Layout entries
☆ ☆ ☆
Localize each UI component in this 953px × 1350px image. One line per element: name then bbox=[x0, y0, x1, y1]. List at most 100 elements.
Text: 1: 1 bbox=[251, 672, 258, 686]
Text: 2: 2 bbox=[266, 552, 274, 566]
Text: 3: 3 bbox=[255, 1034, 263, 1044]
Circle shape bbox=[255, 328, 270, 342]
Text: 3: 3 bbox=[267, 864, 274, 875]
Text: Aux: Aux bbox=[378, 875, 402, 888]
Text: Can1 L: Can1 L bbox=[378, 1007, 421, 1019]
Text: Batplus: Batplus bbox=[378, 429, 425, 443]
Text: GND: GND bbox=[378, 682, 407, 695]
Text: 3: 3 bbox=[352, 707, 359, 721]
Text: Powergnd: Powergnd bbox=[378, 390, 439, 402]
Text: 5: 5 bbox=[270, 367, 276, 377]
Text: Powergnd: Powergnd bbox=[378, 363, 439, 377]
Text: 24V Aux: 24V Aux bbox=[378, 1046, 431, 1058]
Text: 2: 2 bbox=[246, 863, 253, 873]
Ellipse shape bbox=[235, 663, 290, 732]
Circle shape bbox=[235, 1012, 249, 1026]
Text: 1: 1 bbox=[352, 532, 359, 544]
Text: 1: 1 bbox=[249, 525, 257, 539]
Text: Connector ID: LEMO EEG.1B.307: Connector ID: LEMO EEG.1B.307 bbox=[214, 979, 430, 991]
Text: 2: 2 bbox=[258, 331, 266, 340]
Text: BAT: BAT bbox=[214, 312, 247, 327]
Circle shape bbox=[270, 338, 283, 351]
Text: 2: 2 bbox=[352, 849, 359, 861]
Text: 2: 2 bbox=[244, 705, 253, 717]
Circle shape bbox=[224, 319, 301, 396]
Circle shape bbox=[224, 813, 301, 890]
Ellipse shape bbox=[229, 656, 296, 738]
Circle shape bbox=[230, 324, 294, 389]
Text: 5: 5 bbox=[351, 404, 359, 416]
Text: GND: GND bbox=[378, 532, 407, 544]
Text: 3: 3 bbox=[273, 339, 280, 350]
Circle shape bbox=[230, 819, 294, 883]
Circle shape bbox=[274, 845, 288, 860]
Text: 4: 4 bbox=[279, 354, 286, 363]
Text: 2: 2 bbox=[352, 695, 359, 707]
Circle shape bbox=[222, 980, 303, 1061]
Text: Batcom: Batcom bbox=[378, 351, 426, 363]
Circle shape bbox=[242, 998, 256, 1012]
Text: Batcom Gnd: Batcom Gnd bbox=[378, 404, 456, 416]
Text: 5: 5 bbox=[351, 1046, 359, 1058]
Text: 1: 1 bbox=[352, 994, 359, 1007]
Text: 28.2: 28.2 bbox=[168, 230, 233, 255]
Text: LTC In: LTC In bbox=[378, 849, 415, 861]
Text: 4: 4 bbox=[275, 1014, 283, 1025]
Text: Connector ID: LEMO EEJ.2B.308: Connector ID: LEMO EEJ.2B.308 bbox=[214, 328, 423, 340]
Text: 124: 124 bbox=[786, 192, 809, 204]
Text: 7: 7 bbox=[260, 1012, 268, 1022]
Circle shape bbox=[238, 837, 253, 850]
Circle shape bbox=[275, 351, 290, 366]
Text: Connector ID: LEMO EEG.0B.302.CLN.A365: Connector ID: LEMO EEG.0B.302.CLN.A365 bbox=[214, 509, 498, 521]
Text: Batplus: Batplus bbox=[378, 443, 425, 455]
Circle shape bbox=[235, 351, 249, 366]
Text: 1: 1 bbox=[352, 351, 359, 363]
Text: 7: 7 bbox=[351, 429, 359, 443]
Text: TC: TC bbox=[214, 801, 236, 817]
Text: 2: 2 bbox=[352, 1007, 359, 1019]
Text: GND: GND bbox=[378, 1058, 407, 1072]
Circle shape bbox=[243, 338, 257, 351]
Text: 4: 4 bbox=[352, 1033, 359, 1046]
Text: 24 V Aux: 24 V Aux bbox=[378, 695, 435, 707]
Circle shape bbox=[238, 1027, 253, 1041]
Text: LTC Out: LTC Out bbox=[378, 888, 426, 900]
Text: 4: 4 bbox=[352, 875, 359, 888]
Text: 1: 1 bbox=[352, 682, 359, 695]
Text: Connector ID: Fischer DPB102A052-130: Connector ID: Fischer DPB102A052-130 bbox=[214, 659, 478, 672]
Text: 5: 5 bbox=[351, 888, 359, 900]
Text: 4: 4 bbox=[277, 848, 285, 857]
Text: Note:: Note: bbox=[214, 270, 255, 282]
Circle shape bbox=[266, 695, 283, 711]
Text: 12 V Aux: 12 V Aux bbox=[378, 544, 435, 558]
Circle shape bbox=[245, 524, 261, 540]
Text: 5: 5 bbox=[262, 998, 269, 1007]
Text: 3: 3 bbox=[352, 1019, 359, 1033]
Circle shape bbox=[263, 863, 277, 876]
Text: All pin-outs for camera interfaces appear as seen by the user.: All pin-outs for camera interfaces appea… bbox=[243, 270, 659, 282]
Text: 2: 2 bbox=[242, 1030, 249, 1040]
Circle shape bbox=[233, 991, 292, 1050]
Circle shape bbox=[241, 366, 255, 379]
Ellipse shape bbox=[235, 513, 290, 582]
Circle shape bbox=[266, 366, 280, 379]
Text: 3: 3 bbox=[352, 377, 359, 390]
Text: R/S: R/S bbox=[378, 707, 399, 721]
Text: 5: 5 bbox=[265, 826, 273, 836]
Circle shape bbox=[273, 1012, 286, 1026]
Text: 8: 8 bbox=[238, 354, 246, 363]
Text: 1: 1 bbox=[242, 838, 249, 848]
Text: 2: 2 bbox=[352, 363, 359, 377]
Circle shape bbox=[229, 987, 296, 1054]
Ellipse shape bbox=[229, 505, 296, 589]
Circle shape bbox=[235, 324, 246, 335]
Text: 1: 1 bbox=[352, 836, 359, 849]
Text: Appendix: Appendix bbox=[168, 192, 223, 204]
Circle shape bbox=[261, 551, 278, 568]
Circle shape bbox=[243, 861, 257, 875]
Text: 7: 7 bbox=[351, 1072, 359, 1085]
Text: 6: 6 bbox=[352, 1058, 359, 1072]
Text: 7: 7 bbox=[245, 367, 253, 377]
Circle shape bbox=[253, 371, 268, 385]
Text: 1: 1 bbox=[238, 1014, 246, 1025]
☆ ☆ ☆
Copy each of the entries above line for line, with nothing changed.

Localize each UI component in this 953px × 1350px image. One line per element: name then bbox=[x0, y0, x1, y1]. List at most 100 elements.
Text: 1: 1 bbox=[251, 672, 258, 686]
Text: 2: 2 bbox=[266, 552, 274, 566]
Text: 3: 3 bbox=[255, 1034, 263, 1044]
Circle shape bbox=[255, 328, 270, 342]
Text: 3: 3 bbox=[267, 864, 274, 875]
Text: Aux: Aux bbox=[378, 875, 402, 888]
Text: Can1 L: Can1 L bbox=[378, 1007, 421, 1019]
Text: Batplus: Batplus bbox=[378, 429, 425, 443]
Text: GND: GND bbox=[378, 682, 407, 695]
Text: 3: 3 bbox=[352, 707, 359, 721]
Text: Powergnd: Powergnd bbox=[378, 390, 439, 402]
Text: 5: 5 bbox=[270, 367, 276, 377]
Text: Powergnd: Powergnd bbox=[378, 363, 439, 377]
Text: 24V Aux: 24V Aux bbox=[378, 1046, 431, 1058]
Text: 2: 2 bbox=[246, 863, 253, 873]
Ellipse shape bbox=[235, 663, 290, 732]
Circle shape bbox=[235, 1012, 249, 1026]
Text: 1: 1 bbox=[352, 532, 359, 544]
Text: 1: 1 bbox=[249, 525, 257, 539]
Text: Connector ID: LEMO EEG.1B.307: Connector ID: LEMO EEG.1B.307 bbox=[214, 979, 430, 991]
Text: 2: 2 bbox=[258, 331, 266, 340]
Text: BAT: BAT bbox=[214, 312, 247, 327]
Circle shape bbox=[270, 338, 283, 351]
Text: 2: 2 bbox=[352, 849, 359, 861]
Text: 2: 2 bbox=[244, 705, 253, 717]
Circle shape bbox=[224, 319, 301, 396]
Circle shape bbox=[224, 813, 301, 890]
Ellipse shape bbox=[229, 656, 296, 738]
Circle shape bbox=[230, 324, 294, 389]
Text: 5: 5 bbox=[351, 404, 359, 416]
Text: GND: GND bbox=[378, 532, 407, 544]
Text: 3: 3 bbox=[273, 339, 280, 350]
Circle shape bbox=[230, 819, 294, 883]
Circle shape bbox=[274, 845, 288, 860]
Text: 4: 4 bbox=[279, 354, 286, 363]
Text: 2: 2 bbox=[352, 695, 359, 707]
Circle shape bbox=[222, 980, 303, 1061]
Text: Batcom: Batcom bbox=[378, 351, 426, 363]
Circle shape bbox=[242, 998, 256, 1012]
Text: Batcom Gnd: Batcom Gnd bbox=[378, 404, 456, 416]
Text: 5: 5 bbox=[351, 1046, 359, 1058]
Text: 1: 1 bbox=[352, 994, 359, 1007]
Text: 28.2: 28.2 bbox=[168, 230, 233, 255]
Text: LTC In: LTC In bbox=[378, 849, 415, 861]
Text: 4: 4 bbox=[275, 1014, 283, 1025]
Text: Connector ID: LEMO EEJ.2B.308: Connector ID: LEMO EEJ.2B.308 bbox=[214, 328, 423, 340]
Text: 124: 124 bbox=[786, 192, 809, 204]
Text: 7: 7 bbox=[260, 1012, 268, 1022]
Circle shape bbox=[238, 837, 253, 850]
Circle shape bbox=[275, 351, 290, 366]
Text: Connector ID: LEMO EEG.0B.302.CLN.A365: Connector ID: LEMO EEG.0B.302.CLN.A365 bbox=[214, 509, 498, 521]
Text: Batplus: Batplus bbox=[378, 443, 425, 455]
Circle shape bbox=[235, 351, 249, 366]
Text: 1: 1 bbox=[352, 351, 359, 363]
Text: 7: 7 bbox=[351, 429, 359, 443]
Text: TC: TC bbox=[214, 801, 236, 817]
Text: 2: 2 bbox=[352, 1007, 359, 1019]
Text: GND: GND bbox=[378, 1058, 407, 1072]
Circle shape bbox=[243, 338, 257, 351]
Text: 4: 4 bbox=[352, 1033, 359, 1046]
Text: 24 V Aux: 24 V Aux bbox=[378, 695, 435, 707]
Circle shape bbox=[238, 1027, 253, 1041]
Text: LTC Out: LTC Out bbox=[378, 888, 426, 900]
Text: 4: 4 bbox=[352, 875, 359, 888]
Text: 1: 1 bbox=[352, 682, 359, 695]
Text: Connector ID: Fischer DPB102A052-130: Connector ID: Fischer DPB102A052-130 bbox=[214, 659, 478, 672]
Text: 5: 5 bbox=[351, 888, 359, 900]
Text: 4: 4 bbox=[277, 848, 285, 857]
Text: Note:: Note: bbox=[214, 270, 255, 282]
Circle shape bbox=[266, 695, 283, 711]
Text: 12 V Aux: 12 V Aux bbox=[378, 544, 435, 558]
Circle shape bbox=[245, 524, 261, 540]
Text: 5: 5 bbox=[262, 998, 269, 1007]
Text: 3: 3 bbox=[352, 1019, 359, 1033]
Circle shape bbox=[263, 863, 277, 876]
Text: All pin-outs for camera interfaces appear as seen by the user.: All pin-outs for camera interfaces appea… bbox=[243, 270, 659, 282]
Text: 2: 2 bbox=[242, 1030, 249, 1040]
Circle shape bbox=[233, 991, 292, 1050]
Circle shape bbox=[241, 366, 255, 379]
Ellipse shape bbox=[235, 513, 290, 582]
Circle shape bbox=[266, 366, 280, 379]
Text: 3: 3 bbox=[352, 377, 359, 390]
Text: R/S: R/S bbox=[378, 707, 399, 721]
Text: 5: 5 bbox=[265, 826, 273, 836]
Circle shape bbox=[273, 1012, 286, 1026]
Text: 8: 8 bbox=[238, 354, 246, 363]
Text: 1: 1 bbox=[242, 838, 249, 848]
Text: 2: 2 bbox=[352, 363, 359, 377]
Circle shape bbox=[229, 987, 296, 1054]
Ellipse shape bbox=[229, 505, 296, 589]
Circle shape bbox=[235, 324, 246, 335]
Text: 1: 1 bbox=[352, 836, 359, 849]
Text: Appendix: Appendix bbox=[168, 192, 223, 204]
Circle shape bbox=[261, 551, 278, 568]
Circle shape bbox=[243, 861, 257, 875]
Text: 7: 7 bbox=[351, 1072, 359, 1085]
Text: 6: 6 bbox=[352, 1058, 359, 1072]
Text: 7: 7 bbox=[245, 367, 253, 377]
Circle shape bbox=[253, 371, 268, 385]
Text: 1: 1 bbox=[238, 1014, 246, 1025]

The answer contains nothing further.